• _PROVIDED DATA_

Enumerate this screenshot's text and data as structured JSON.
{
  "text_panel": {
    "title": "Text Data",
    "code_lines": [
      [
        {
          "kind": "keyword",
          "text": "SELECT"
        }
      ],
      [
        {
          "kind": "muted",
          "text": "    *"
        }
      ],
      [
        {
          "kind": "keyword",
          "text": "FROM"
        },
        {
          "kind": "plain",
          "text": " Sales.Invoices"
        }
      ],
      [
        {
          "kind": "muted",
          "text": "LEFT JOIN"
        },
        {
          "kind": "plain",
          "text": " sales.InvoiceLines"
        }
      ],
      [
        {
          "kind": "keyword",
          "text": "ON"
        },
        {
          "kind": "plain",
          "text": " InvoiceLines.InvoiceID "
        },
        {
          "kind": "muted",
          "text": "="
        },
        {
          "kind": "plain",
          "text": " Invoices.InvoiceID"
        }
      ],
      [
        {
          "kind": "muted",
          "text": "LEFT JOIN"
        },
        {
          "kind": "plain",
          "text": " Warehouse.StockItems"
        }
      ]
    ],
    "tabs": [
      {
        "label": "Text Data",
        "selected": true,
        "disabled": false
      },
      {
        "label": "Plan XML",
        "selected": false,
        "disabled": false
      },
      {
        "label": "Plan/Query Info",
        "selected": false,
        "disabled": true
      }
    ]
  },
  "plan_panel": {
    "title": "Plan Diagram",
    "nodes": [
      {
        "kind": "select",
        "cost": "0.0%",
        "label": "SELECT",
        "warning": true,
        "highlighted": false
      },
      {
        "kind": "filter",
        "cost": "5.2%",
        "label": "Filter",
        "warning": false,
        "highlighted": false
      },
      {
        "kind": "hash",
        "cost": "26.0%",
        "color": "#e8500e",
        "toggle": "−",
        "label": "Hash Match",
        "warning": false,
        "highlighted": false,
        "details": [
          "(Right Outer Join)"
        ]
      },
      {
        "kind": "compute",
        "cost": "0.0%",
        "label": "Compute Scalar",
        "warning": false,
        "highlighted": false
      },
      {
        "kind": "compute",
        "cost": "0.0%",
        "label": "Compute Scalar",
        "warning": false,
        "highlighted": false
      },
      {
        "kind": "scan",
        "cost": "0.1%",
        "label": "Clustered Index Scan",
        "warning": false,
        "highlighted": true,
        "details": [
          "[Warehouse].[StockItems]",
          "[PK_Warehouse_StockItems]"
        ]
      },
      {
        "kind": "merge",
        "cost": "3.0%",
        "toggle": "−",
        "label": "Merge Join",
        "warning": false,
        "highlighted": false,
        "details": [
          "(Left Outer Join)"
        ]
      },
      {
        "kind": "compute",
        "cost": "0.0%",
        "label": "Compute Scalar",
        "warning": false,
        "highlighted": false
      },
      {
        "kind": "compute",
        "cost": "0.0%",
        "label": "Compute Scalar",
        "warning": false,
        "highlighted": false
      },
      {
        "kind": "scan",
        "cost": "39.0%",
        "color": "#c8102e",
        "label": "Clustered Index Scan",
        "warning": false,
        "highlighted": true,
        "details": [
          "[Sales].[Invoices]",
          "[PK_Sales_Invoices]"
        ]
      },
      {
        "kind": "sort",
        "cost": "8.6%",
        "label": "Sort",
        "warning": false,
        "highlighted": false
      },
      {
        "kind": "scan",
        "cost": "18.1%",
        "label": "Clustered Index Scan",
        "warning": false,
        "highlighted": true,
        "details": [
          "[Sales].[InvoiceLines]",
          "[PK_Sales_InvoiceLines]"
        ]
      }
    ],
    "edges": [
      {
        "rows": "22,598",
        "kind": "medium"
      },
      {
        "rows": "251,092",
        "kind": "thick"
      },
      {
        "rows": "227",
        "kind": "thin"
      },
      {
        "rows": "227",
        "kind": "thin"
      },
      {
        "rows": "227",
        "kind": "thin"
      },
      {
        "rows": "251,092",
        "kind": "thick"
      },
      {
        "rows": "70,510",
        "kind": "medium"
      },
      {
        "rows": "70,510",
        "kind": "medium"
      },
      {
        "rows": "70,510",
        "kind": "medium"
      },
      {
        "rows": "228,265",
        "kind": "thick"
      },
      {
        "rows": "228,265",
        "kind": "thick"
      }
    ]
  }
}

• _WHAT IS EXPECTED_
Write out the whole listing again, exactly as it stands.

• _SOLUTION FOR THIS TASK_
Enumerate this screenshot's text and data as structured JSON.
{
  "text_panel": {
    "title": "Text Data",
    "code_lines": [
      [
        {
          "kind": "keyword",
          "text": "SELECT"
        }
      ],
      [
        {
          "kind": "muted",
          "text": "    *"
        }
      ],
      [
        {
          "kind": "keyword",
          "text": "FROM"
        },
        {
          "kind": "plain",
          "text": " Sales.Invoices"
        }
      ],
      [
        {
          "kind": "muted",
          "text": "LEFT JOIN"
        },
        {
          "kind": "plain",
          "text": " sales.InvoiceLines"
        }
      ],
      [
        {
          "kind": "keyword",
          "text": "ON"
        },
        {
          "kind": "plain",
          "text": " InvoiceLines.InvoiceID "
        },
        {
          "kind": "muted",
          "text": "="
        },
        {
          "kind": "plain",
          "text": " Invoices.InvoiceID"
        }
      ],
      [
        {
          "kind": "muted",
          "text": "LEFT JOIN"
        },
        {
          "kind": "plain",
          "text": " Warehouse.StockItems"
        }
      ]
    ],
    "tabs": [
      {
        "label": "Text Data",
        "selected": true,
        "disabled": false
      },
      {
        "label": "Plan XML",
        "selected": false,
        "disabled": false
      },
      {
        "label": "Plan/Query Info",
        "selected": false,
        "disabled": true
      }
    ]
  },
  "plan_panel": {
    "title": "Plan Diagram",
    "nodes": [
      {
        "kind": "select",
        "cost": "0.0%",
        "label": "SELECT",
        "warning": true,
        "highlighted": false
      },
      {
        "kind": "filter",
        "cost": "5.2%",
        "label": "Filter",
        "warning": false,
        "highlighted": false
      },
      {
        "kind": "hash",
        "cost": "26.0%",
        "color": "#e8500e",
        "toggle": "−",
        "label": "Hash Match",
        "warning": false,
        "highlighted": false,
        "details": [
          "(Right Outer Join)"
        ]
      },
      {
        "kind": "compute",
        "cost": "0.0%",
        "label": "Compute Scalar",
        "warning": false,
        "highlighted": false
      },
      {
        "kind": "compute",
        "cost": "0.0%",
        "label": "Compute Scalar",
        "warning": false,
        "highlighted": false
      },
      {
        "kind": "scan",
        "cost": "0.1%",
        "label": "Clustered Index Scan",
        "warning": false,
        "highlighted": true,
        "details": [
          "[Warehouse].[StockItems]",
          "[PK_Warehouse_StockItems]"
        ]
      },
      {
        "kind": "merge",
        "cost": "3.0%",
        "toggle": "−",
        "label": "Merge Join",
        "warning": false,
        "highlighted": false,
        "details": [
          "(Left Outer Join)"
        ]
      },
      {
        "kind": "compute",
        "cost": "0.0%",
        "label": "Compute Scalar",
        "warning": false,
        "highlighted": false
      },
      {
        "kind": "compute",
        "cost": "0.0%",
        "label": "Compute Scalar",
        "warning": false,
        "highlighted": false
      },
      {
        "kind": "scan",
        "cost": "39.0%",
        "color": "#c8102e",
        "label": "Clustered Index Scan",
        "warning": false,
        "highlighted": true,
        "details": [
          "[Sales].[Invoices]",
          "[PK_Sales_Invoices]"
        ]
      },
      {
        "kind": "sort",
        "cost": "8.6%",
        "label": "Sort",
        "warning": false,
        "highlighted": false
      },
      {
        "kind": "scan",
        "cost": "18.1%",
        "label": "Clustered Index Scan",
        "warning": false,
        "highlighted": true,
        "details": [
          "[Sales].[InvoiceLines]",
          "[PK_Sales_InvoiceLines]"
        ]
      }
    ],
    "edges": [
      {
        "rows": "22,598",
        "kind": "medium"
      },
      {
        "rows": "251,092",
        "kind": "thick"
      },
      {
        "rows": "227",
        "kind": "thin"
      },
      {
        "rows": "227",
        "kind": "thin"
      },
      {
        "rows": "227",
        "kind": "thin"
      },
      {
        "rows": "251,092",
        "kind": "thick"
      },
      {
        "rows": "70,510",
        "kind": "medium"
      },
      {
        "rows": "70,510",
        "kind": "medium"
      },
      {
        "rows": "70,510",
        "kind": "medium"
      },
      {
        "rows": "228,265",
        "kind": "thick"
      },
      {
        "rows": "228,265",
        "kind": "thick"
      }
    ]
  }
}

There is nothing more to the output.